GIVEN RECORDS —
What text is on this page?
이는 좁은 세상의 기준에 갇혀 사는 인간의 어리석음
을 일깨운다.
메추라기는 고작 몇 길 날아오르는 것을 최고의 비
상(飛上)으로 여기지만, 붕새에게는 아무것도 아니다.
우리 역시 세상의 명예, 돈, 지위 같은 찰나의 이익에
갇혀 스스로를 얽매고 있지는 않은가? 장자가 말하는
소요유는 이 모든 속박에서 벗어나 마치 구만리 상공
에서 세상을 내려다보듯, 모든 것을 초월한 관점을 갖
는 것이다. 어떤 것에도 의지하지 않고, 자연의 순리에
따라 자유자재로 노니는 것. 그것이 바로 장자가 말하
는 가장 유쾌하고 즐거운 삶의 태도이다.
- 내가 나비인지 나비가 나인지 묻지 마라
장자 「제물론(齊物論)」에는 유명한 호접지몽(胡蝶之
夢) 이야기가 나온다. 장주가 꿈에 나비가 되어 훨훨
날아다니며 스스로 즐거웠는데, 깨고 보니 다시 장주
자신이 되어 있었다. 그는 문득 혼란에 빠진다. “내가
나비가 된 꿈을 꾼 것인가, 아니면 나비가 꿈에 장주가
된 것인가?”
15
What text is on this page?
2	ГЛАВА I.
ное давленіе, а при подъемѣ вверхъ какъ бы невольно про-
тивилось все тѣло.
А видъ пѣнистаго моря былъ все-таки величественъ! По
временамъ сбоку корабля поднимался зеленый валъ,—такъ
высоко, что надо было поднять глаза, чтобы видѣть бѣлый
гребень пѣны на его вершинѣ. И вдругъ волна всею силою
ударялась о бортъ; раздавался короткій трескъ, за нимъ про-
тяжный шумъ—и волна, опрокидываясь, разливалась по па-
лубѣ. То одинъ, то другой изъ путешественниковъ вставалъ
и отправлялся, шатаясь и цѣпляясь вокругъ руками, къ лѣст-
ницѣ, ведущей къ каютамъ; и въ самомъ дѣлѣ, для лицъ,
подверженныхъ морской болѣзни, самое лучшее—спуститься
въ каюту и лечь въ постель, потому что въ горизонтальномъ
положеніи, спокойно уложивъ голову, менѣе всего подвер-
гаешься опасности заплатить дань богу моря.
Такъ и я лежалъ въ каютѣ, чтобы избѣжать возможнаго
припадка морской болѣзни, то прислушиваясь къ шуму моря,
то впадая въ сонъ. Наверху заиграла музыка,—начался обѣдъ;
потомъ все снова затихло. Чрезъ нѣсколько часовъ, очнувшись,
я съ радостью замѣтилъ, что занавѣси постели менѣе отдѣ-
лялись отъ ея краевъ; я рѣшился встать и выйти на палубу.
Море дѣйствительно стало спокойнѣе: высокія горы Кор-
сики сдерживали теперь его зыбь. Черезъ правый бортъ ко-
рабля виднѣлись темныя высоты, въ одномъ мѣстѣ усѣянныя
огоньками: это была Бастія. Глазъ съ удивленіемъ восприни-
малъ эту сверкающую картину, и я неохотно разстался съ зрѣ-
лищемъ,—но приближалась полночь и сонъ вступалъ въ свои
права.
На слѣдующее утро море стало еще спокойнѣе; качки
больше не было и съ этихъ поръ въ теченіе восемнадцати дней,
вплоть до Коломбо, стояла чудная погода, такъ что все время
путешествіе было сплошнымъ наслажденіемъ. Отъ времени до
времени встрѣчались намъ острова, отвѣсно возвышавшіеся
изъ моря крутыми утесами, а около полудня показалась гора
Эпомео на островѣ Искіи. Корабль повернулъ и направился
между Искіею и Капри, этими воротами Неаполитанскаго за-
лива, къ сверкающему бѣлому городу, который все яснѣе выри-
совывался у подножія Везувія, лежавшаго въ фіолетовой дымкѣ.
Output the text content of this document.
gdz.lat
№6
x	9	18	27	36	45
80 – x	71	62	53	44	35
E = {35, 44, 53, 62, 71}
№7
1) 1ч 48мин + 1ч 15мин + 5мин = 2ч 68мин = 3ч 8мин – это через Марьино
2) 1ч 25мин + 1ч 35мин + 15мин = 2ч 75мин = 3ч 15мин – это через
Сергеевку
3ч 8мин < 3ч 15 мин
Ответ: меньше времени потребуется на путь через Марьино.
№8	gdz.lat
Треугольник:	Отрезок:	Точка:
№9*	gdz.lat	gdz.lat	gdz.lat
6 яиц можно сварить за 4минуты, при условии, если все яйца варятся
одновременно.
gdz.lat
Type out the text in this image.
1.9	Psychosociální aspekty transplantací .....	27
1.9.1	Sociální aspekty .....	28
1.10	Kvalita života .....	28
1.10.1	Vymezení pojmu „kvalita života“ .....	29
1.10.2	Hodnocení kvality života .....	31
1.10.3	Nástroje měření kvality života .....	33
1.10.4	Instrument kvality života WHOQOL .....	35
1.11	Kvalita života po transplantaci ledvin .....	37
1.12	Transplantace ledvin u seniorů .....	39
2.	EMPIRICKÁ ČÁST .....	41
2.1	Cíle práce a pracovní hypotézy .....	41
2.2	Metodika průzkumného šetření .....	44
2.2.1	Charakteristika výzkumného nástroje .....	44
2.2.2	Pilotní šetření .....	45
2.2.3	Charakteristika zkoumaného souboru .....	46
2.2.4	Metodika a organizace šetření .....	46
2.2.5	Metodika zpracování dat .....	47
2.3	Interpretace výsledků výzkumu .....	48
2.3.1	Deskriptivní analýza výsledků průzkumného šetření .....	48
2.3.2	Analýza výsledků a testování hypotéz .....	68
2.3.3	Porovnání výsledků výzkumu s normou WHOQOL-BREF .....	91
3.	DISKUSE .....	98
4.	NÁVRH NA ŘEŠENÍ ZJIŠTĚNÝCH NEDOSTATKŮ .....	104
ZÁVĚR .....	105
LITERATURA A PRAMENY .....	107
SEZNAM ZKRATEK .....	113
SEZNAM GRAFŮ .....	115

EXERCISE TASK — Look through the data above. Find each line with the string "стало" and copy it.

WRITTEN REPLY —
Море дѣйствительно стало спокойнѣе: высокія горы Кор-
На слѣдующее утро море стало еще спокойнѣе; качки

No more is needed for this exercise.